> [Problem statement]:
In the entries below, find every line holding the string "sectors" and collect it.

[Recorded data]
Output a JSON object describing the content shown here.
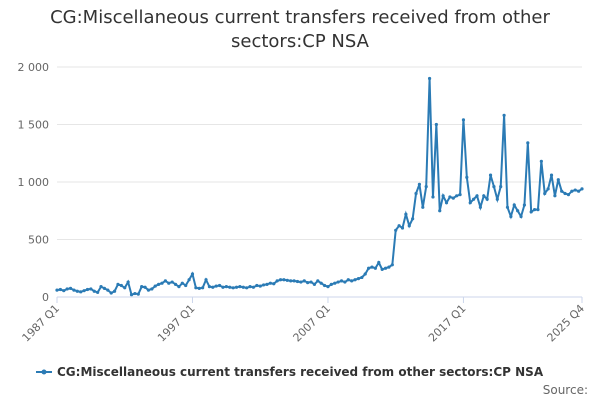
{
  "chart_data": {
    "type": "line",
    "title": "CG:Miscellaneous current transfers received from other sectors:CP NSA",
    "source": "Source:",
    "categories": [
      "1987 Q1",
      null,
      null,
      null,
      null,
      null,
      null,
      null,
      null,
      null,
      null,
      null,
      null,
      null,
      null,
      null,
      null,
      null,
      null,
      null,
      null,
      null,
      null,
      null,
      null,
      null,
      null,
      null,
      null,
      null,
      null,
      null,
      null,
      null,
      null,
      null,
      null,
      null,
      null,
      null,
      "1997 Q1",
      null,
      null,
      null,
      null,
      null,
      null,
      null,
      null,
      null,
      null,
      null,
      null,
      null,
      null,
      null,
      null,
      null,
      null,
      null,
      null,
      null,
      null,
      null,
      null,
      null,
      null,
      null,
      null,
      null,
      null,
      null,
      null,
      null,
      null,
      null,
      null,
      null,
      null,
      null,
      "2007 Q1",
      null,
      null,
      null,
      null,
      null,
      null,
      null,
      null,
      null,
      null,
      null,
      null,
      null,
      null,
      null,
      null,
      null,
      null,
      null,
      null,
      null,
      null,
      null,
      null,
      null,
      null,
      null,
      null,
      null,
      null,
      null,
      null,
      null,
      null,
      null,
      null,
      null,
      null,
      null,
      "2017 Q1",
      null,
      null,
      null,
      null,
      null,
      null,
      null,
      null,
      null,
      null,
      null,
      null,
      null,
      null,
      null,
      null,
      null,
      null,
      null,
      null,
      null,
      null,
      null,
      null,
      null,
      null,
      null,
      null,
      null,
      null,
      null,
      null,
      null,
      null,
      "2025 Q4"
    ],
    "series": [
      {
        "name": "CG:Miscellaneous current transfers received from other sectors:CP NSA",
        "color": "#2b7bb5",
        "values": [
          60,
          65,
          55,
          70,
          75,
          60,
          50,
          45,
          55,
          65,
          70,
          50,
          40,
          90,
          75,
          60,
          35,
          50,
          110,
          100,
          80,
          130,
          20,
          30,
          25,
          90,
          85,
          60,
          70,
          95,
          110,
          120,
          140,
          120,
          130,
          110,
          90,
          120,
          100,
          150,
          200,
          80,
          75,
          80,
          150,
          90,
          85,
          95,
          100,
          85,
          90,
          85,
          80,
          85,
          90,
          85,
          80,
          90,
          85,
          100,
          95,
          105,
          110,
          120,
          115,
          140,
          150,
          150,
          145,
          140,
          140,
          135,
          130,
          140,
          125,
          130,
          110,
          140,
          120,
          100,
          90,
          110,
          120,
          130,
          140,
          130,
          150,
          140,
          150,
          160,
          170,
          200,
          250,
          260,
          250,
          300,
          240,
          250,
          260,
          280,
          580,
          620,
          600,
          720,
          620,
          680,
          900,
          980,
          780,
          960,
          1900,
          870,
          1500,
          750,
          880,
          820,
          870,
          860,
          880,
          890,
          1540,
          1040,
          820,
          850,
          880,
          780,
          880,
          850,
          1060,
          960,
          850,
          960,
          1580,
          780,
          700,
          800,
          750,
          700,
          800,
          1340,
          740,
          760,
          760,
          1180,
          900,
          940,
          1060,
          880,
          1020,
          920,
          900,
          890,
          920,
          930,
          920,
          940
        ]
      }
    ],
    "ylim": [
      0,
      2000
    ],
    "yticks": [
      0,
      500,
      {
        "value": 1000,
        "label": "1 000"
      },
      {
        "value": 1500,
        "label": "1 500"
      },
      {
        "value": 2000,
        "label": "2 000"
      }
    ],
    "grid": true
  }
}
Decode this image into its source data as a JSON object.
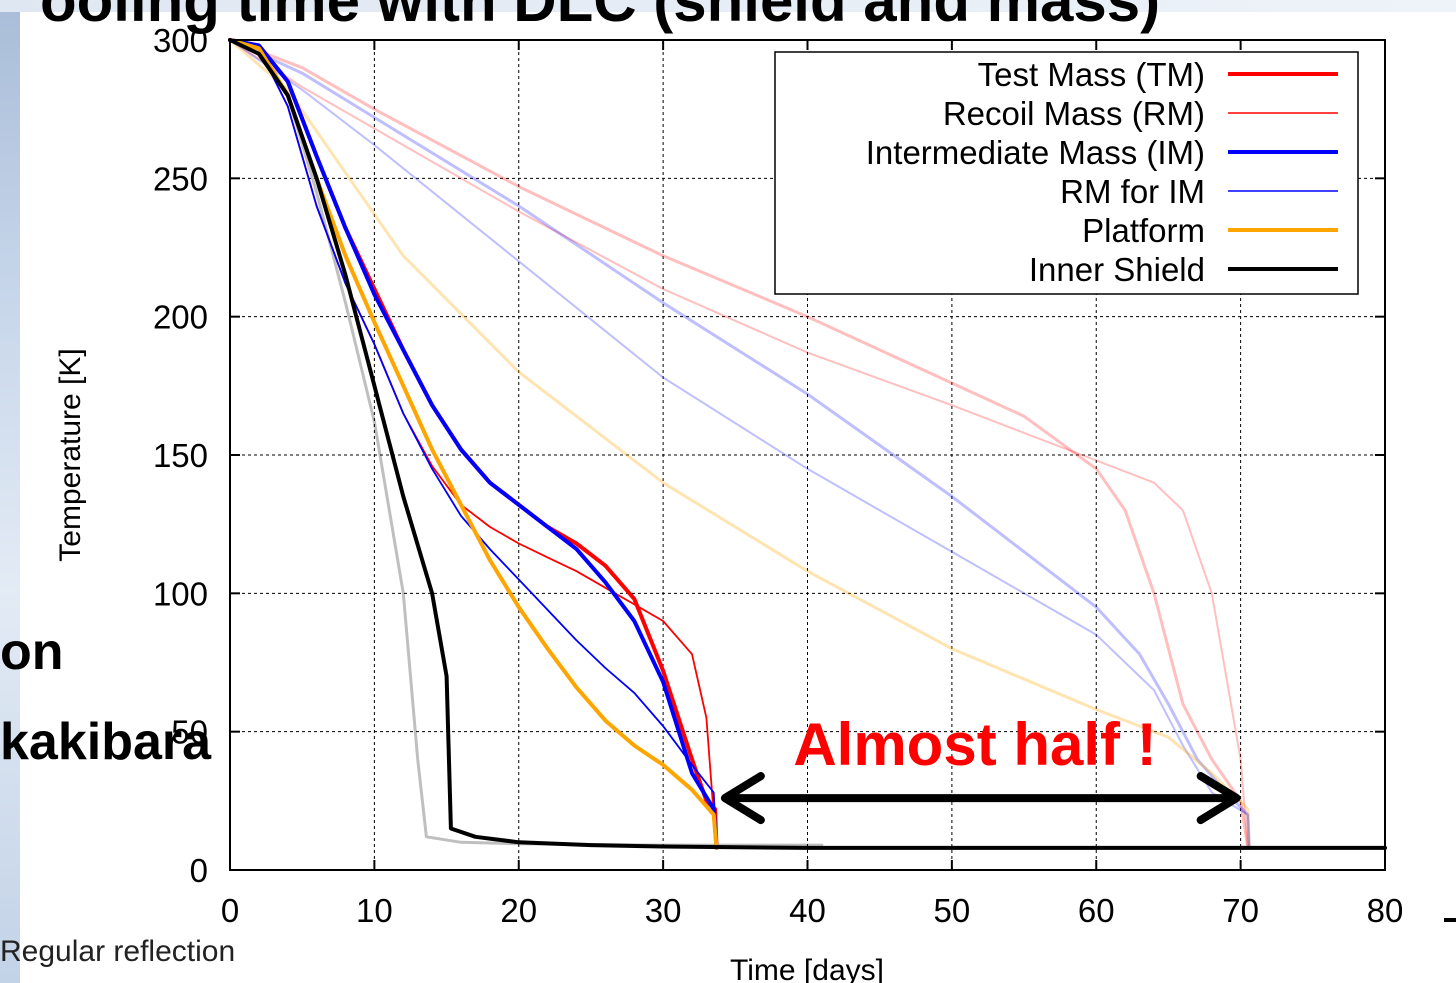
{
  "slide": {
    "title": "ooling time with DLC (shield and mass)",
    "side_text_1": "on",
    "side_text_2": "kakibara",
    "footer_caption": "Regular reflection"
  },
  "chart_data": {
    "type": "line",
    "title": "",
    "xlabel": "Time [days]",
    "ylabel": "Temperature [K]",
    "xlim": [
      0,
      80
    ],
    "ylim": [
      0,
      300
    ],
    "xticks": [
      0,
      10,
      20,
      30,
      40,
      50,
      60,
      70,
      80
    ],
    "yticks": [
      0,
      50,
      100,
      150,
      200,
      250,
      300
    ],
    "grid": true,
    "legend_position": "top-right",
    "legend": [
      {
        "label": "Test Mass (TM)",
        "color": "#ff0000",
        "width": "thick"
      },
      {
        "label": "Recoil Mass (RM)",
        "color": "#ff0000",
        "width": "thin"
      },
      {
        "label": "Intermediate Mass (IM)",
        "color": "#0000ff",
        "width": "thick"
      },
      {
        "label": "RM for IM",
        "color": "#0000ff",
        "width": "thin"
      },
      {
        "label": "Platform",
        "color": "#ffa500",
        "width": "thick"
      },
      {
        "label": "Inner Shield",
        "color": "#000000",
        "width": "thick"
      }
    ],
    "series": [
      {
        "name": "Test Mass (TM)",
        "color": "#ff0000",
        "stroke": 4,
        "opacity": 1,
        "points": [
          [
            0,
            300
          ],
          [
            2,
            298
          ],
          [
            4,
            285
          ],
          [
            6,
            258
          ],
          [
            8,
            232
          ],
          [
            10,
            210
          ],
          [
            12,
            188
          ],
          [
            14,
            168
          ],
          [
            16,
            152
          ],
          [
            18,
            140
          ],
          [
            20,
            132
          ],
          [
            22,
            124
          ],
          [
            24,
            118
          ],
          [
            26,
            110
          ],
          [
            28,
            98
          ],
          [
            30,
            72
          ],
          [
            32,
            40
          ],
          [
            33,
            25
          ],
          [
            33.6,
            22
          ],
          [
            33.7,
            8
          ]
        ]
      },
      {
        "name": "Recoil Mass (RM)",
        "color": "#ff0000",
        "stroke": 1.8,
        "opacity": 1,
        "points": [
          [
            0,
            300
          ],
          [
            2,
            297
          ],
          [
            4,
            276
          ],
          [
            6,
            240
          ],
          [
            8,
            212
          ],
          [
            10,
            190
          ],
          [
            12,
            165
          ],
          [
            14,
            146
          ],
          [
            16,
            132
          ],
          [
            18,
            124
          ],
          [
            20,
            118
          ],
          [
            22,
            113
          ],
          [
            24,
            108
          ],
          [
            26,
            102
          ],
          [
            28,
            96
          ],
          [
            30,
            90
          ],
          [
            32,
            78
          ],
          [
            33,
            55
          ],
          [
            33.5,
            20
          ],
          [
            33.7,
            8
          ]
        ]
      },
      {
        "name": "Intermediate Mass (IM)",
        "color": "#0000ff",
        "stroke": 4,
        "opacity": 1,
        "points": [
          [
            0,
            300
          ],
          [
            2,
            298
          ],
          [
            4,
            285
          ],
          [
            6,
            258
          ],
          [
            8,
            232
          ],
          [
            10,
            208
          ],
          [
            12,
            188
          ],
          [
            14,
            168
          ],
          [
            16,
            152
          ],
          [
            18,
            140
          ],
          [
            20,
            132
          ],
          [
            22,
            124
          ],
          [
            24,
            116
          ],
          [
            26,
            104
          ],
          [
            28,
            90
          ],
          [
            30,
            68
          ],
          [
            32,
            35
          ],
          [
            33.5,
            22
          ],
          [
            33.7,
            8
          ]
        ]
      },
      {
        "name": "RM for IM",
        "color": "#0000ff",
        "stroke": 1.8,
        "opacity": 1,
        "points": [
          [
            0,
            300
          ],
          [
            2,
            297
          ],
          [
            4,
            276
          ],
          [
            6,
            240
          ],
          [
            8,
            212
          ],
          [
            10,
            190
          ],
          [
            12,
            165
          ],
          [
            14,
            145
          ],
          [
            16,
            128
          ],
          [
            18,
            116
          ],
          [
            20,
            105
          ],
          [
            22,
            94
          ],
          [
            24,
            83
          ],
          [
            26,
            73
          ],
          [
            28,
            64
          ],
          [
            30,
            52
          ],
          [
            32,
            38
          ],
          [
            33.5,
            28
          ],
          [
            33.7,
            8
          ]
        ]
      },
      {
        "name": "Platform",
        "color": "#ffa500",
        "stroke": 4,
        "opacity": 1,
        "points": [
          [
            0,
            300
          ],
          [
            2,
            297
          ],
          [
            4,
            280
          ],
          [
            6,
            250
          ],
          [
            8,
            222
          ],
          [
            10,
            198
          ],
          [
            12,
            175
          ],
          [
            14,
            152
          ],
          [
            16,
            132
          ],
          [
            18,
            112
          ],
          [
            20,
            95
          ],
          [
            22,
            80
          ],
          [
            24,
            66
          ],
          [
            26,
            54
          ],
          [
            28,
            45
          ],
          [
            30,
            38
          ],
          [
            32,
            29
          ],
          [
            33.5,
            20
          ],
          [
            33.7,
            8
          ]
        ]
      },
      {
        "name": "Inner Shield",
        "color": "#000000",
        "stroke": 4,
        "opacity": 1,
        "points": [
          [
            0,
            300
          ],
          [
            2,
            295
          ],
          [
            4,
            280
          ],
          [
            6,
            250
          ],
          [
            8,
            215
          ],
          [
            10,
            175
          ],
          [
            12,
            135
          ],
          [
            14,
            100
          ],
          [
            15,
            70
          ],
          [
            15.3,
            15
          ],
          [
            17,
            12
          ],
          [
            20,
            10
          ],
          [
            25,
            9
          ],
          [
            30,
            8.5
          ],
          [
            40,
            8
          ],
          [
            80,
            8
          ]
        ]
      },
      {
        "name": "",
        "color": "#ff0000",
        "stroke": 3,
        "opacity": 0.25,
        "points": [
          [
            0,
            300
          ],
          [
            5,
            290
          ],
          [
            10,
            275
          ],
          [
            20,
            247
          ],
          [
            30,
            222
          ],
          [
            40,
            200
          ],
          [
            50,
            176
          ],
          [
            55,
            164
          ],
          [
            60,
            145
          ],
          [
            62,
            130
          ],
          [
            64,
            100
          ],
          [
            66,
            60
          ],
          [
            68,
            40
          ],
          [
            70,
            25
          ],
          [
            70.5,
            8
          ]
        ]
      },
      {
        "name": "",
        "color": "#ff0000",
        "stroke": 2,
        "opacity": 0.25,
        "points": [
          [
            0,
            300
          ],
          [
            5,
            283
          ],
          [
            10,
            268
          ],
          [
            20,
            238
          ],
          [
            30,
            210
          ],
          [
            40,
            187
          ],
          [
            50,
            168
          ],
          [
            55,
            158
          ],
          [
            60,
            148
          ],
          [
            64,
            140
          ],
          [
            66,
            130
          ],
          [
            68,
            100
          ],
          [
            69,
            70
          ],
          [
            70,
            40
          ],
          [
            70.5,
            8
          ]
        ]
      },
      {
        "name": "",
        "color": "#0000ff",
        "stroke": 3,
        "opacity": 0.25,
        "points": [
          [
            0,
            300
          ],
          [
            5,
            288
          ],
          [
            10,
            272
          ],
          [
            20,
            240
          ],
          [
            30,
            205
          ],
          [
            40,
            172
          ],
          [
            50,
            135
          ],
          [
            55,
            115
          ],
          [
            60,
            95
          ],
          [
            63,
            78
          ],
          [
            65,
            60
          ],
          [
            67,
            40
          ],
          [
            69,
            28
          ],
          [
            70.5,
            20
          ],
          [
            70.6,
            8
          ]
        ]
      },
      {
        "name": "",
        "color": "#0000ff",
        "stroke": 2,
        "opacity": 0.25,
        "points": [
          [
            0,
            300
          ],
          [
            5,
            282
          ],
          [
            10,
            262
          ],
          [
            20,
            220
          ],
          [
            30,
            178
          ],
          [
            40,
            145
          ],
          [
            50,
            115
          ],
          [
            55,
            100
          ],
          [
            60,
            85
          ],
          [
            64,
            65
          ],
          [
            66,
            45
          ],
          [
            68,
            28
          ],
          [
            70.5,
            20
          ],
          [
            70.6,
            8
          ]
        ]
      },
      {
        "name": "",
        "color": "#ffa500",
        "stroke": 3,
        "opacity": 0.3,
        "points": [
          [
            0,
            300
          ],
          [
            4,
            282
          ],
          [
            8,
            252
          ],
          [
            12,
            222
          ],
          [
            20,
            180
          ],
          [
            30,
            140
          ],
          [
            40,
            108
          ],
          [
            50,
            80
          ],
          [
            60,
            58
          ],
          [
            65,
            48
          ],
          [
            68,
            35
          ],
          [
            70.5,
            22
          ],
          [
            70.6,
            8
          ]
        ]
      },
      {
        "name": "",
        "color": "#000000",
        "stroke": 3,
        "opacity": 0.25,
        "points": [
          [
            0,
            300
          ],
          [
            2,
            295
          ],
          [
            4,
            280
          ],
          [
            6,
            245
          ],
          [
            8,
            205
          ],
          [
            10,
            162
          ],
          [
            12,
            100
          ],
          [
            13,
            40
          ],
          [
            13.6,
            12
          ],
          [
            16,
            10
          ],
          [
            20,
            9.5
          ],
          [
            30,
            9
          ],
          [
            41,
            9
          ]
        ]
      }
    ],
    "annotation": {
      "text": "Almost half !",
      "color": "#ff0000",
      "arrow_from_x": 34,
      "arrow_to_x": 70,
      "arrow_y": 26
    }
  }
}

> [Written solution]:
    "title": "CG:Miscellaneous current transfers received from other sectors:CP NSA",
        "name": "CG:Miscellaneous current transfers received from other sectors:CP NSA",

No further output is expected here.